● WHAT IS ASKED
Show every line containing "document" by copying it.

-- begin GIVEN RECORDS --

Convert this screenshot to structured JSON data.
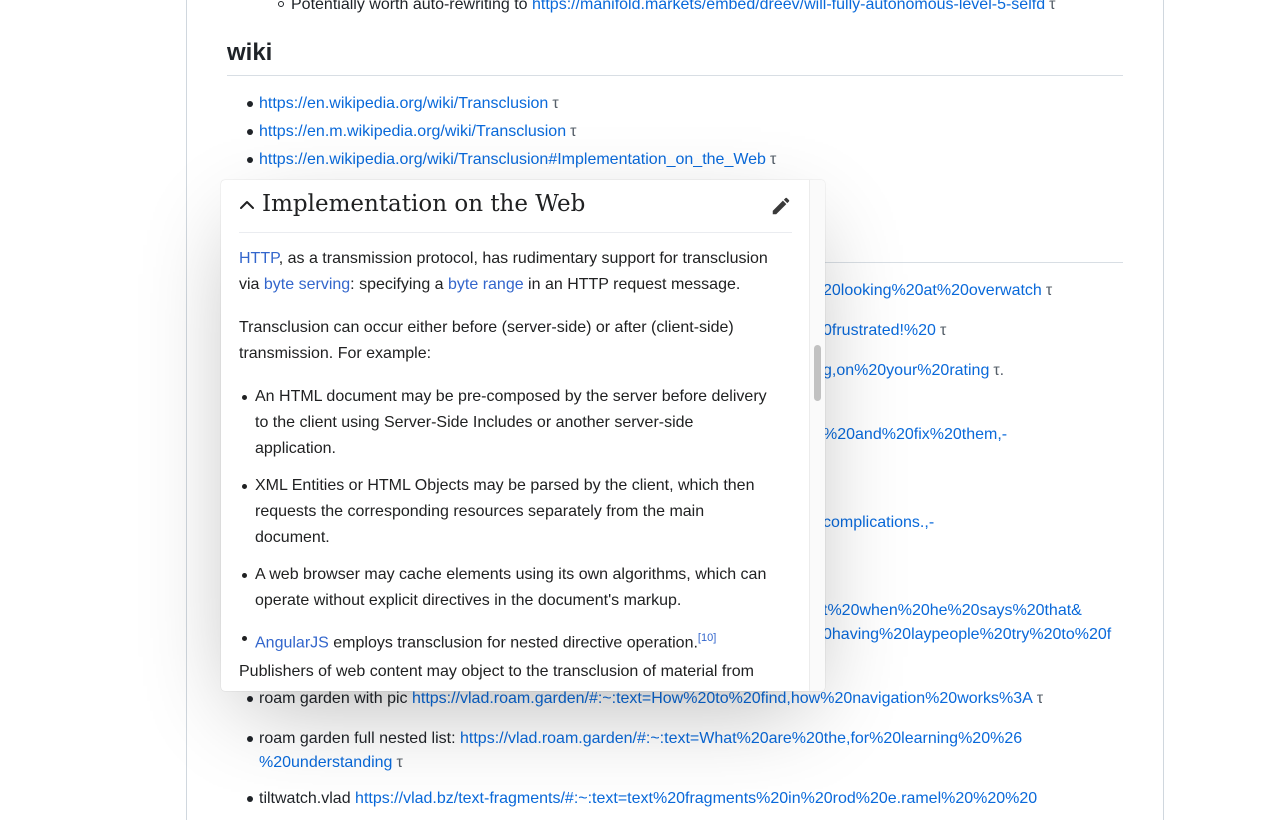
{
  "top_item": {
    "text": "Potentially worth auto-rewriting to ",
    "link": "https://manifold.markets/embed/dreev/will-fully-autonomous-level-5-selfd",
    "marker": "τ"
  },
  "wiki": {
    "heading": "wiki",
    "links": [
      {
        "url": "https://en.wikipedia.org/wiki/Transclusion",
        "marker": "τ"
      },
      {
        "url": "https://en.m.wikipedia.org/wiki/Transclusion",
        "marker": "τ"
      },
      {
        "url": "https://en.wikipedia.org/wiki/Transclusion#Implementation_on_the_Web",
        "marker": "τ"
      }
    ]
  },
  "background_fragments": [
    {
      "text": "20looking%20at%20overwatch",
      "marker": "τ"
    },
    {
      "text": "0frustrated!%20",
      "marker": "τ"
    },
    {
      "text": "g,on%20your%20rating",
      "marker": "τ."
    },
    {
      "text": "%20and%20fix%20them,-",
      "marker": ""
    },
    {
      "text": "complications.,-",
      "marker": ""
    },
    {
      "text": "t%20when%20he%20says%20that&",
      "marker": ""
    },
    {
      "text": "0having%20laypeople%20try%20to%20f",
      "marker": ""
    }
  ],
  "bottom_items": [
    {
      "text": "roam garden with pic ",
      "link": "https://vlad.roam.garden/#:~:text=How%20to%20find,how%20navigation%20works%3A",
      "marker": "τ"
    },
    {
      "text": "roam garden full nested list: ",
      "link": "https://vlad.roam.garden/#:~:text=What%20are%20the,for%20learning%20%26",
      "link2": "%20understanding",
      "marker": "τ"
    },
    {
      "text": "tiltwatch.vlad ",
      "link": "https://vlad.bz/text-fragments/#:~:text=text%20fragments%20in%20rod%20e.ramel%20%20%20"
    }
  ],
  "popup": {
    "title": "Implementation on the Web",
    "p1": {
      "link1": "HTTP",
      "t1": ", as a transmission protocol, has rudimentary support for transclusion",
      "t2": "via ",
      "link2": "byte serving",
      "t3": ": specifying a ",
      "link3": "byte range",
      "t4": " in an HTTP request message."
    },
    "p2_line1": "Transclusion can occur either before (server-side) or after (client-side)",
    "p2_line2": "transmission. For example:",
    "bullets": [
      {
        "lines": [
          "An HTML document may be pre-composed by the server before delivery",
          "to the client using Server-Side Includes or another server-side",
          "application."
        ]
      },
      {
        "lines": [
          "XML Entities or HTML Objects may be parsed by the client, which then",
          "requests the corresponding resources separately from the main",
          "document."
        ]
      },
      {
        "lines": [
          "A web browser may cache elements using its own algorithms, which can",
          "operate without explicit directives in the document's markup."
        ]
      }
    ],
    "last_bullet": {
      "link": "AngularJS",
      "text": " employs transclusion for nested directive operation.",
      "ref": "[10]"
    },
    "p3": "Publishers of web content may object to the transclusion of material from"
  }
}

-- end GIVEN RECORDS --

● OUTPUT OF THE TASK
          "An HTML document may be pre-composed by the server before delivery",
          "document."
          "operate without explicit directives in the document's markup."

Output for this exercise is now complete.